_What to work on:_
Restate the entries word for word, omitting nothing.

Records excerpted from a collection
***
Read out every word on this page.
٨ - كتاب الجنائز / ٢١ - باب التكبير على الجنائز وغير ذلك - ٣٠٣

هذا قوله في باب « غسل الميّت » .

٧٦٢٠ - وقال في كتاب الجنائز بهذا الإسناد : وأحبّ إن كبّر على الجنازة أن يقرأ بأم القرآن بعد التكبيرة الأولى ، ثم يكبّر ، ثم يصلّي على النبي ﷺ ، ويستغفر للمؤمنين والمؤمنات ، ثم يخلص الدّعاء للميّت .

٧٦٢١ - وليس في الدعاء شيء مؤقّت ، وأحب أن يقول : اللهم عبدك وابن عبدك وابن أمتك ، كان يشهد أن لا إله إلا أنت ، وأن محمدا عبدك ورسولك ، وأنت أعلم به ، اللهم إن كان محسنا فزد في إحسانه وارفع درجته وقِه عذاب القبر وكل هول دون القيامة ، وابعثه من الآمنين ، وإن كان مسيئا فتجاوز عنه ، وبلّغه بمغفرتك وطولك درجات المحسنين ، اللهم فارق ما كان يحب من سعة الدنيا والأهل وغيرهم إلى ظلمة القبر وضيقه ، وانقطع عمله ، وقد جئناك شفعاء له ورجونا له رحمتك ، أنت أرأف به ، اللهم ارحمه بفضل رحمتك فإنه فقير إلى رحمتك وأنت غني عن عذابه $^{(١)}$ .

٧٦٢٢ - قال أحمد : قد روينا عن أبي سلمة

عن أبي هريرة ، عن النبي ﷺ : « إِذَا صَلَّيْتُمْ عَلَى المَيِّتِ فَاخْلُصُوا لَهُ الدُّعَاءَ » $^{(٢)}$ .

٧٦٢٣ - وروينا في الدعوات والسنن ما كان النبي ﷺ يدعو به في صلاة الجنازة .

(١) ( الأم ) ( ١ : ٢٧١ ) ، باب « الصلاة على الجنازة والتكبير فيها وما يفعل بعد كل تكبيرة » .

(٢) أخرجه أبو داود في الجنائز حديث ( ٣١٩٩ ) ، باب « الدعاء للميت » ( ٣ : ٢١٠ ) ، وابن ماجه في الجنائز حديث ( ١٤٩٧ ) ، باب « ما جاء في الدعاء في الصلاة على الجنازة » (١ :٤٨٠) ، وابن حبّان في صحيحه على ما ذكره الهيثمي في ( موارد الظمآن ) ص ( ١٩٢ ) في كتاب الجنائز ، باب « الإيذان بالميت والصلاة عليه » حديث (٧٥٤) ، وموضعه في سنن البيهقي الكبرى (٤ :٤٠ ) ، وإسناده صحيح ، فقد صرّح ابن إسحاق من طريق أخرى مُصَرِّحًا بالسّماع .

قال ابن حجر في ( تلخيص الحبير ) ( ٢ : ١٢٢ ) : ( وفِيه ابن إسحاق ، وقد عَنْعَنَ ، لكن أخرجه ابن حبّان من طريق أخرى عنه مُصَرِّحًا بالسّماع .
***
_The output:_
Read out every word on this page.
٨ - كتاب الجنائز / ٢١ - باب التكبير على الجنائز وغير ذلك - ٣٠٣

هذا قوله في باب « غسل الميّت » .

٧٦٢٠ - وقال في كتاب الجنائز بهذا الإسناد : وأحبّ إن كبّر على الجنازة أن يقرأ بأم القرآن بعد التكبيرة الأولى ، ثم يكبّر ، ثم يصلّي على النبي ﷺ ، ويستغفر للمؤمنين والمؤمنات ، ثم يخلص الدّعاء للميّت .

٧٦٢١ - وليس في الدعاء شيء مؤقّت ، وأحب أن يقول : اللهم عبدك وابن عبدك وابن أمتك ، كان يشهد أن لا إله إلا أنت ، وأن محمدا عبدك ورسولك ، وأنت أعلم به ، اللهم إن كان محسنا فزد في إحسانه وارفع درجته وقِه عذاب القبر وكل هول دون القيامة ، وابعثه من الآمنين ، وإن كان مسيئا فتجاوز عنه ، وبلّغه بمغفرتك وطولك درجات المحسنين ، اللهم فارق ما كان يحب من سعة الدنيا والأهل وغيرهم إلى ظلمة القبر وضيقه ، وانقطع عمله ، وقد جئناك شفعاء له ورجونا له رحمتك ، أنت أرأف به ، اللهم ارحمه بفضل رحمتك فإنه فقير إلى رحمتك وأنت غني عن عذابه $^{(١)}$ .

٧٦٢٢ - قال أحمد : قد روينا عن أبي سلمة

عن أبي هريرة ، عن النبي ﷺ : « إِذَا صَلَّيْتُمْ عَلَى المَيِّتِ فَاخْلُصُوا لَهُ الدُّعَاءَ » $^{(٢)}$ .

٧٦٢٣ - وروينا في الدعوات والسنن ما كان النبي ﷺ يدعو به في صلاة الجنازة .

(١) ( الأم ) ( ١ : ٢٧١ ) ، باب « الصلاة على الجنازة والتكبير فيها وما يفعل بعد كل تكبيرة » .

(٢) أخرجه أبو داود في الجنائز حديث ( ٣١٩٩ ) ، باب « الدعاء للميت » ( ٣ : ٢١٠ ) ، وابن ماجه في الجنائز حديث ( ١٤٩٧ ) ، باب « ما جاء في الدعاء في الصلاة على الجنازة » (١ :٤٨٠) ، وابن حبّان في صحيحه على ما ذكره الهيثمي في ( موارد الظمآن ) ص ( ١٩٢ ) في كتاب الجنائز ، باب « الإيذان بالميت والصلاة عليه » حديث (٧٥٤) ، وموضعه في سنن البيهقي الكبرى (٤ :٤٠ ) ، وإسناده صحيح ، فقد صرّح ابن إسحاق من طريق أخرى مُصَرِّحًا بالسّماع .

قال ابن حجر في ( تلخيص الحبير ) ( ٢ : ١٢٢ ) : ( وفِيه ابن إسحاق ، وقد عَنْعَنَ ، لكن أخرجه ابن حبّان من طريق أخرى عنه مُصَرِّحًا بالسّماع .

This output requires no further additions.